● **WHAT YOU HAVE TO DO**
Select, from the material below, each line with "Arancelarios" in it.

● **PROVIDED DATA**
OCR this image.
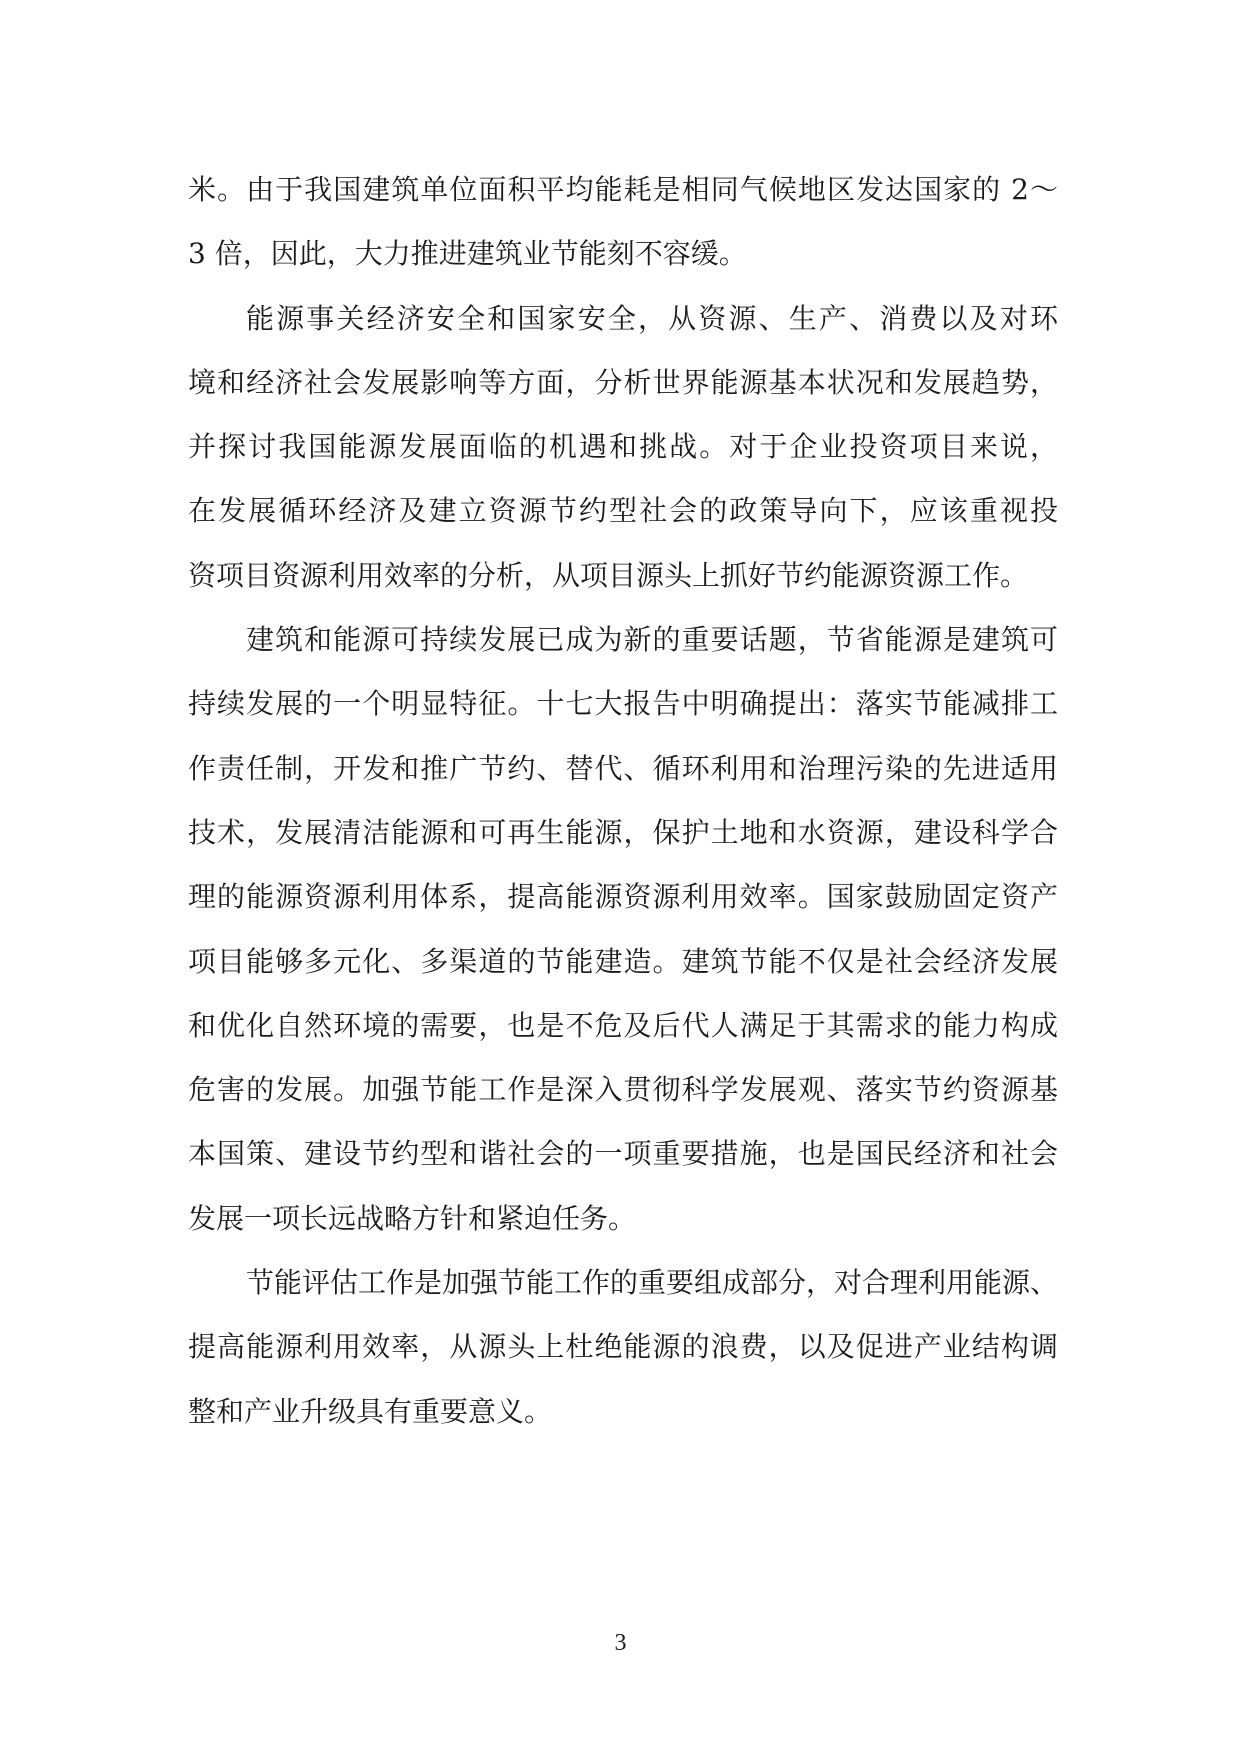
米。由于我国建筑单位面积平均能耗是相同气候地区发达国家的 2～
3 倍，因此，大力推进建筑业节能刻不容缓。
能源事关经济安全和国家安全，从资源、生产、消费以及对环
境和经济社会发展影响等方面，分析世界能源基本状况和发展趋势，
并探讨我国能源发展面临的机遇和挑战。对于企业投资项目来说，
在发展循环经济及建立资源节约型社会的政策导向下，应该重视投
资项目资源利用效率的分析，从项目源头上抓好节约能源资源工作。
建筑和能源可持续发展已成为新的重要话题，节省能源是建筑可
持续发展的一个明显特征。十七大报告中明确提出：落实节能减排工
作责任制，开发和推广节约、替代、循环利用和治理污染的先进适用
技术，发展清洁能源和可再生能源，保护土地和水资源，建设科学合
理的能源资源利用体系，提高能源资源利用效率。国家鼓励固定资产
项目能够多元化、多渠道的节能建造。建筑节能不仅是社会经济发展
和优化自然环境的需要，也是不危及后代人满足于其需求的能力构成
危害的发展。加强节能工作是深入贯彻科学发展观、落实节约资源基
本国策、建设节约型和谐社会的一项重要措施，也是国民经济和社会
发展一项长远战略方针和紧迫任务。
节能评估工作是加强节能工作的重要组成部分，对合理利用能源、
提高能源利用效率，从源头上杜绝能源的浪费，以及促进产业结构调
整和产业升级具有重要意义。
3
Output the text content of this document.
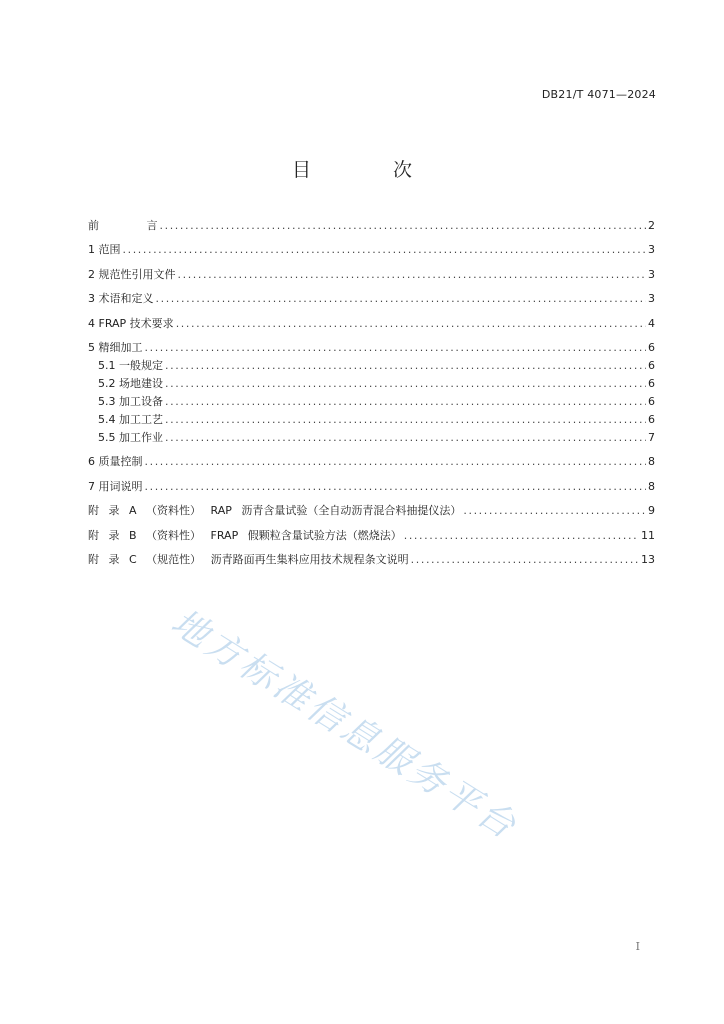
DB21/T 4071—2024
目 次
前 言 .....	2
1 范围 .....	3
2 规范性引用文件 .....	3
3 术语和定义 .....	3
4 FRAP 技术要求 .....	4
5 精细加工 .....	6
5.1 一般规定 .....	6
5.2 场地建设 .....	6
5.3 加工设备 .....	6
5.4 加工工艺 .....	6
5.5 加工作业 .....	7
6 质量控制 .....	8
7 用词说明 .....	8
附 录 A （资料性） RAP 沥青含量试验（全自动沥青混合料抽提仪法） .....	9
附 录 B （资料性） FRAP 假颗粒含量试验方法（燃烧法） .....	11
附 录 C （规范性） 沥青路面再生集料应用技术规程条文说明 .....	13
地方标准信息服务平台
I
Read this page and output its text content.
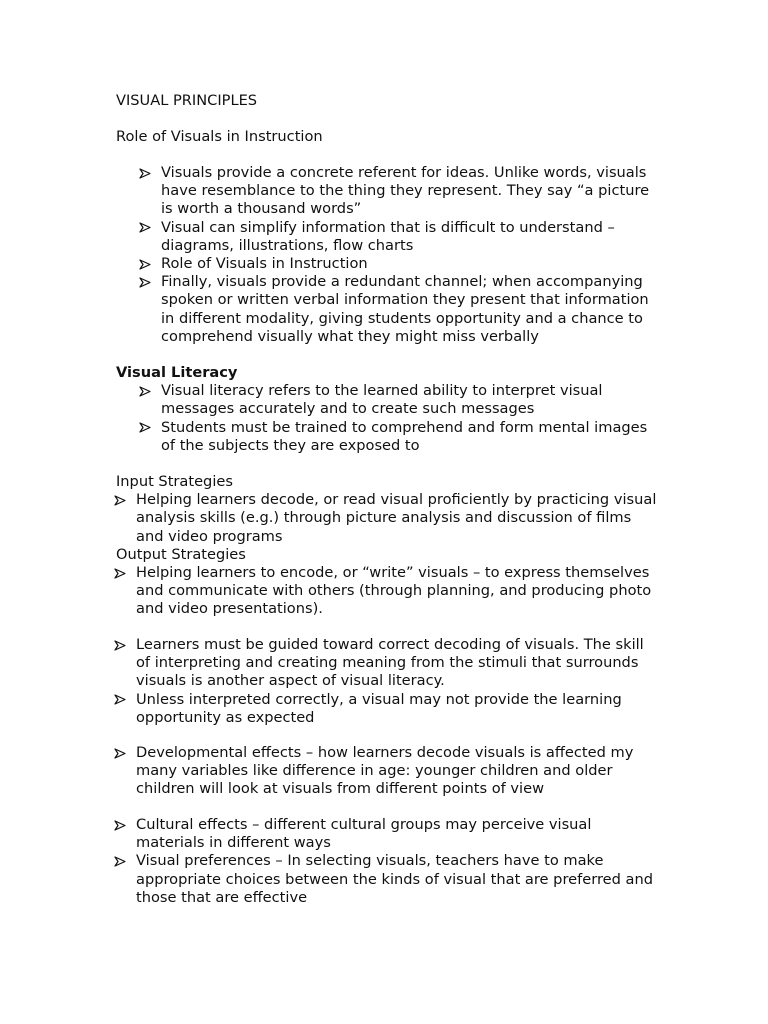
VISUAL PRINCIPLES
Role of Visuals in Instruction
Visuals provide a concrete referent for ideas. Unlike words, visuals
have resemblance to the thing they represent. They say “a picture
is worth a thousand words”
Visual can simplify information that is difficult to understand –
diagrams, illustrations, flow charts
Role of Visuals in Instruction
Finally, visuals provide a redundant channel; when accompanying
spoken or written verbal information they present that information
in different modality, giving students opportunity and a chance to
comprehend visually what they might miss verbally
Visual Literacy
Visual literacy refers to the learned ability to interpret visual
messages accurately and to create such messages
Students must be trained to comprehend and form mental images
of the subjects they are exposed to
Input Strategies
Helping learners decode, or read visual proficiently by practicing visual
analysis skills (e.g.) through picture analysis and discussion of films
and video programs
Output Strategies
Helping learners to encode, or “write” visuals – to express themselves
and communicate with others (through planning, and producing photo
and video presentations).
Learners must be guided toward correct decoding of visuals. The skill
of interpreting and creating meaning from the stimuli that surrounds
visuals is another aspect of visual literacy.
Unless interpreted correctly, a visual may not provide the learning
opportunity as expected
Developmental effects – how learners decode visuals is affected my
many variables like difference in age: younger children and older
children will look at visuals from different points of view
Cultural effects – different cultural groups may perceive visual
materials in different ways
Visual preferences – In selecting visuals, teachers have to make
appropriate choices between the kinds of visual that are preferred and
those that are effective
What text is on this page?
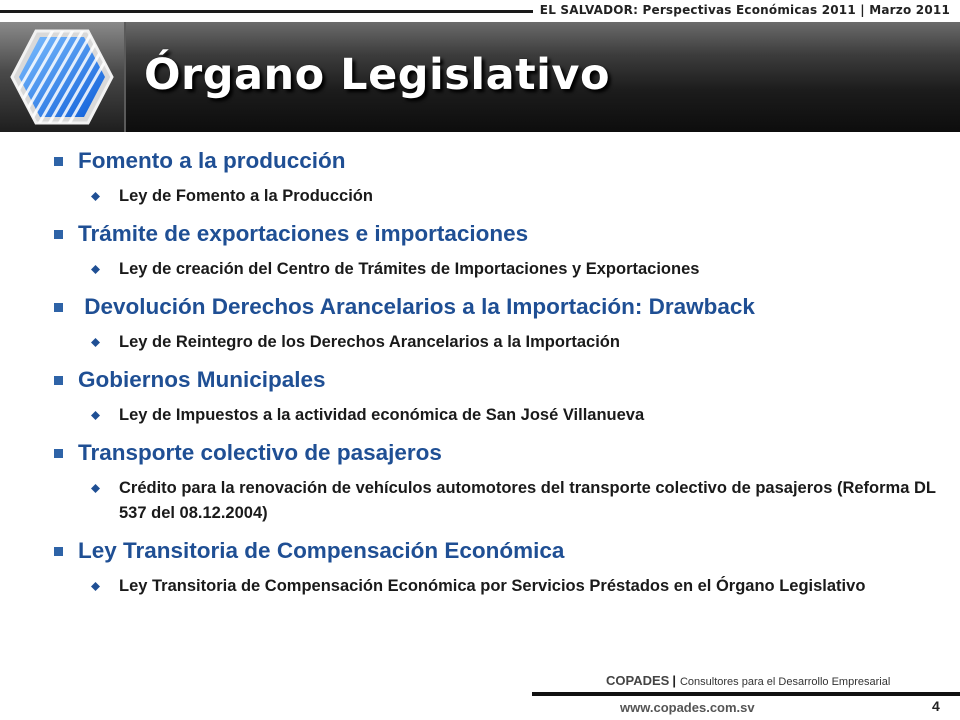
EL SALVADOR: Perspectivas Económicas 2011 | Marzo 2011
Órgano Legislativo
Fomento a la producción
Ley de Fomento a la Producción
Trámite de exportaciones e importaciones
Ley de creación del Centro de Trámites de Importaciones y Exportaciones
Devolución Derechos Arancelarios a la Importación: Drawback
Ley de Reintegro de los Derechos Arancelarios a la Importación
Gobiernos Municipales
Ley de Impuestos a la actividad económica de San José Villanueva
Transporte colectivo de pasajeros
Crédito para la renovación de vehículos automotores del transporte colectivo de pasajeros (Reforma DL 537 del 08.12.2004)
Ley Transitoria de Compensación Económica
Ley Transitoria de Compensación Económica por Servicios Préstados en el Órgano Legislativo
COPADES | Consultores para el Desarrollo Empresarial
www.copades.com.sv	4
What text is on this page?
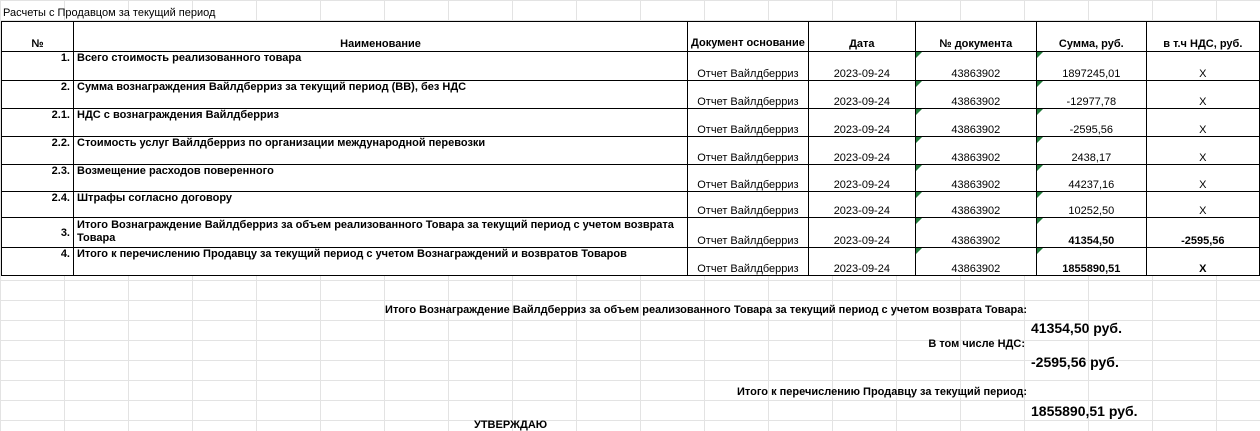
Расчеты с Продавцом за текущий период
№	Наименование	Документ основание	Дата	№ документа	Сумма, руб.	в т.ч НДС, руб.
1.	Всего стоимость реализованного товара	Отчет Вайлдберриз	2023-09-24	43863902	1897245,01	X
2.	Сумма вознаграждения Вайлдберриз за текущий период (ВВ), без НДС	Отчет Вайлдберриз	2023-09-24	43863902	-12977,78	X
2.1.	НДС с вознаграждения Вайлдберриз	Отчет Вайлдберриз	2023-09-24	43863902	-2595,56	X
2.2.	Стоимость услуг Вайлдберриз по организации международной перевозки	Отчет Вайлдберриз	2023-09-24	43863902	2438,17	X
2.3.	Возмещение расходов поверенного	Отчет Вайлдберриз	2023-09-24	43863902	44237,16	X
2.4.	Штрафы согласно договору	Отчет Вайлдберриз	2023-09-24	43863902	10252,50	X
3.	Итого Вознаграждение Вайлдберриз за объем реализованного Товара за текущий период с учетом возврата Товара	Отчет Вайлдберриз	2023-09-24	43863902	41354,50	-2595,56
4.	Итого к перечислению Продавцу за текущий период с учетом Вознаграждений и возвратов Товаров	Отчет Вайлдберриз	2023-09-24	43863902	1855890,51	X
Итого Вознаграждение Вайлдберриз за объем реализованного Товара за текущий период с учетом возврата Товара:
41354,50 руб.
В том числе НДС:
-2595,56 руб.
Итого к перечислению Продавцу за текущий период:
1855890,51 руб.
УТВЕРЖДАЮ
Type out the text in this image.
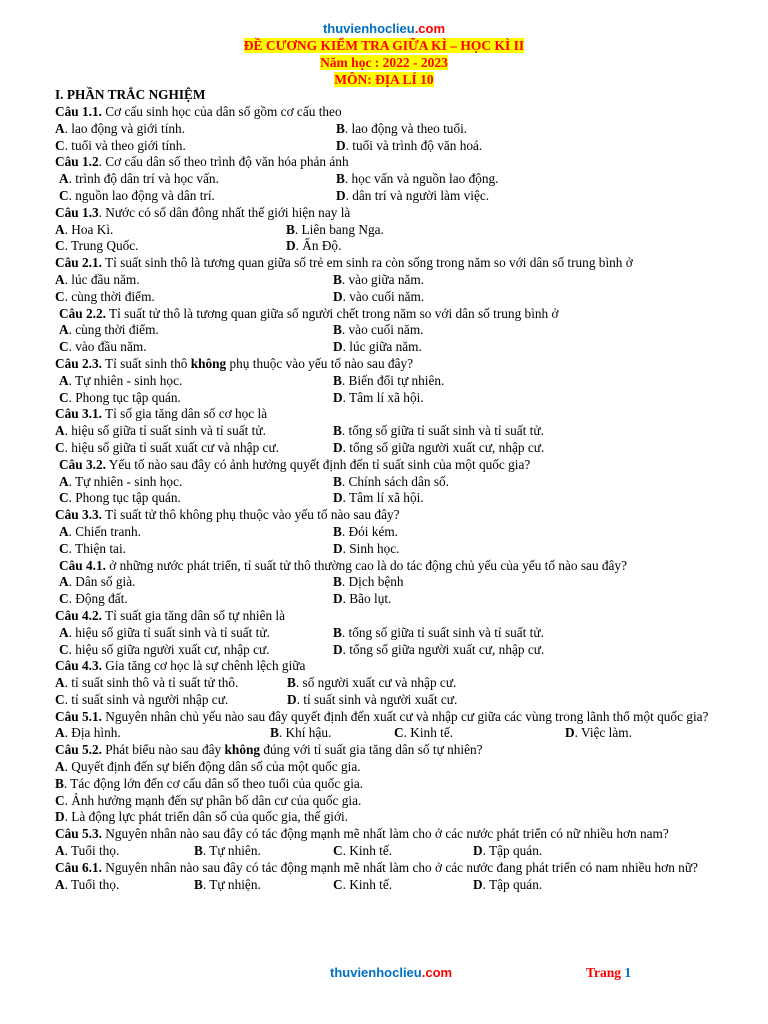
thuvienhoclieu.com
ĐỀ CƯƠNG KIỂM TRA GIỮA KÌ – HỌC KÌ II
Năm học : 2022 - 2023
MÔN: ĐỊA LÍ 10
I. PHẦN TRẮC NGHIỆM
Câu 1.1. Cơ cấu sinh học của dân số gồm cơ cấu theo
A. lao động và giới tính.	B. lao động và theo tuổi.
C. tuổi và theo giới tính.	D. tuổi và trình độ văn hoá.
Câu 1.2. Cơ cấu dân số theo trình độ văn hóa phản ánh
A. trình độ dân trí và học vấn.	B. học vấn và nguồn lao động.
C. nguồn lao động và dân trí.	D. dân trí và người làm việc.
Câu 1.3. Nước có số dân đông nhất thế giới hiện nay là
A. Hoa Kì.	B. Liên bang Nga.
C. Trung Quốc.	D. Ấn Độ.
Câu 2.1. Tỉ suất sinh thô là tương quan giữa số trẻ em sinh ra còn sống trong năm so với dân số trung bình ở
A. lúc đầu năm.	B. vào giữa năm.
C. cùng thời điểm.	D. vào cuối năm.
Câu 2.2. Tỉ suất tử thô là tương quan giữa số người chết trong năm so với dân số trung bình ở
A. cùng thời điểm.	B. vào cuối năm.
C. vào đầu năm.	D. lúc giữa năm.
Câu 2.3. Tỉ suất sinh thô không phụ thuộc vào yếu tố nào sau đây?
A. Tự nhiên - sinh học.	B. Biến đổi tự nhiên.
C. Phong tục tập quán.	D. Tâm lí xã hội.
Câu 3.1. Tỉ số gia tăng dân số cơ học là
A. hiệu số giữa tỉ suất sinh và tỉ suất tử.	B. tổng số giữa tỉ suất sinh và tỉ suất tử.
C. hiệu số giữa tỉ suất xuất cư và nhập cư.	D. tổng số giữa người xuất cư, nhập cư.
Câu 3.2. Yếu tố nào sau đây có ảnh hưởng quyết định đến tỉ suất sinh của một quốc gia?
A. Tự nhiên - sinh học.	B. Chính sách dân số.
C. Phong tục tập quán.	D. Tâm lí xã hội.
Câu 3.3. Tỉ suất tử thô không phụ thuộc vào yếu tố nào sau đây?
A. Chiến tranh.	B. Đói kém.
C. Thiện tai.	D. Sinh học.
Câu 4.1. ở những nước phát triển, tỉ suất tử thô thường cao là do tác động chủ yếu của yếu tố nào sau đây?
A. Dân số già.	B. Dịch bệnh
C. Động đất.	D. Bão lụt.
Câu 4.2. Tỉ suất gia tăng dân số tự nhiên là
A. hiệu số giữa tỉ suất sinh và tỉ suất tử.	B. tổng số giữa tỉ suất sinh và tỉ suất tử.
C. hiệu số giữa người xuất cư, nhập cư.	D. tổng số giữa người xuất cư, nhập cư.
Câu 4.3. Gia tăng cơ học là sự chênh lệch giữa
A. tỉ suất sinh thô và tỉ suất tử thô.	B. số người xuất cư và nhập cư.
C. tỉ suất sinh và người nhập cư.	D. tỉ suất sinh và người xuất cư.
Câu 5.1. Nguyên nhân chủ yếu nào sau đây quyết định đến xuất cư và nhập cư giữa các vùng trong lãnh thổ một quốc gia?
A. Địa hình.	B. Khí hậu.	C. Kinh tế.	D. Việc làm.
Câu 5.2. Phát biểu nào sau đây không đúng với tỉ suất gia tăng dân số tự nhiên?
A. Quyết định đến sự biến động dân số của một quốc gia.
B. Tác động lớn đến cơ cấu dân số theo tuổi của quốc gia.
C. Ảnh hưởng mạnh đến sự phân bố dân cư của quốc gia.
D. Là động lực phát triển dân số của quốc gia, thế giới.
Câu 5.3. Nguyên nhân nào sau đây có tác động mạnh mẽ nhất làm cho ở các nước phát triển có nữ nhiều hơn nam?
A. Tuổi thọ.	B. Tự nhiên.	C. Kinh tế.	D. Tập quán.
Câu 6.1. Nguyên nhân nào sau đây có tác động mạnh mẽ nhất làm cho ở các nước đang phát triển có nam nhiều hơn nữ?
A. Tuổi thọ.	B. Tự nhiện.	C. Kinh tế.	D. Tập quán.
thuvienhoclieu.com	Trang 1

● **FULL ANSWER**
Devolución Derechos Arancelarios a la Importación: Drawback
Ley de Reintegro de los Derechos Arancelarios a la Importación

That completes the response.